WORK REQUIRED. Extract the complete data exactly as given.

Collection entries:
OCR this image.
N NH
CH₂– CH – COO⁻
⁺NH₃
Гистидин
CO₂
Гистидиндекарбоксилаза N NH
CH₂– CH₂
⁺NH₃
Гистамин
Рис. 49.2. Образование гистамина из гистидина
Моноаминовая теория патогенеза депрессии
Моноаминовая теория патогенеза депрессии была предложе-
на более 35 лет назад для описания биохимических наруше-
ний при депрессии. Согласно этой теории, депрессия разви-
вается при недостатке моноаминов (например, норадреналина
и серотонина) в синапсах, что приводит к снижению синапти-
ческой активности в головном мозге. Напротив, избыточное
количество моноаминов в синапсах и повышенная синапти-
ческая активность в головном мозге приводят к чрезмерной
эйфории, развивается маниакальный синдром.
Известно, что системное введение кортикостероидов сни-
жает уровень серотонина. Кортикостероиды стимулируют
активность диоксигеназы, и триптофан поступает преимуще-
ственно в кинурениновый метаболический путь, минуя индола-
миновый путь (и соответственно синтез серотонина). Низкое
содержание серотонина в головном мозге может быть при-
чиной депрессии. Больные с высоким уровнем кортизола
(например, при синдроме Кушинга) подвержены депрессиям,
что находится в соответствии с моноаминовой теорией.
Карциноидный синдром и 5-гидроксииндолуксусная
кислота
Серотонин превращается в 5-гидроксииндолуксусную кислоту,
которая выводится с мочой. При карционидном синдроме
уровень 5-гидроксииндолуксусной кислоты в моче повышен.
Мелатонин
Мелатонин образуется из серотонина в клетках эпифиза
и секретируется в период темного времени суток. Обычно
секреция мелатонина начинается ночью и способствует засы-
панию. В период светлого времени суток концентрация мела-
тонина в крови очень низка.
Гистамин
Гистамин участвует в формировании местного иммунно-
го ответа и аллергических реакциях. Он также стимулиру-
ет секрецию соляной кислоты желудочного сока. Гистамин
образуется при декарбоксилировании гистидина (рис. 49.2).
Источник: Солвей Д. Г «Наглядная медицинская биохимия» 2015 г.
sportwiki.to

RESULT.
OCR this image.
N NH
CH₂– CH – COO⁻
⁺NH₃
Гистидин
CO₂
Гистидиндекарбоксилаза N NH
CH₂– CH₂
⁺NH₃
Гистамин
Рис. 49.2. Образование гистамина из гистидина
Моноаминовая теория патогенеза депрессии
Моноаминовая теория патогенеза депрессии была предложе-
на более 35 лет назад для описания биохимических наруше-
ний при депрессии. Согласно этой теории, депрессия разви-
вается при недостатке моноаминов (например, норадреналина
и серотонина) в синапсах, что приводит к снижению синапти-
ческой активности в головном мозге. Напротив, избыточное
количество моноаминов в синапсах и повышенная синапти-
ческая активность в головном мозге приводят к чрезмерной
эйфории, развивается маниакальный синдром.
Известно, что системное введение кортикостероидов сни-
жает уровень серотонина. Кортикостероиды стимулируют
активность диоксигеназы, и триптофан поступает преимуще-
ственно в кинурениновый метаболический путь, минуя индола-
миновый путь (и соответственно синтез серотонина). Низкое
содержание серотонина в головном мозге может быть при-
чиной депрессии. Больные с высоким уровнем кортизола
(например, при синдроме Кушинга) подвержены депрессиям,
что находится в соответствии с моноаминовой теорией.
Карциноидный синдром и 5-гидроксииндолуксусная
кислота
Серотонин превращается в 5-гидроксииндолуксусную кислоту,
которая выводится с мочой. При карционидном синдроме
уровень 5-гидроксииндолуксусной кислоты в моче повышен.
Мелатонин
Мелатонин образуется из серотонина в клетках эпифиза
и секретируется в период темного времени суток. Обычно
секреция мелатонина начинается ночью и способствует засы-
панию. В период светлого времени суток концентрация мела-
тонина в крови очень низка.
Гистамин
Гистамин участвует в формировании местного иммунно-
го ответа и аллергических реакциях. Он также стимулиру-
ет секрецию соляной кислоты желудочного сока. Гистамин
образуется при декарбоксилировании гистидина (рис. 49.2).
Источник: Солвей Д. Г «Наглядная медицинская биохимия» 2015 г.
sportwiki.to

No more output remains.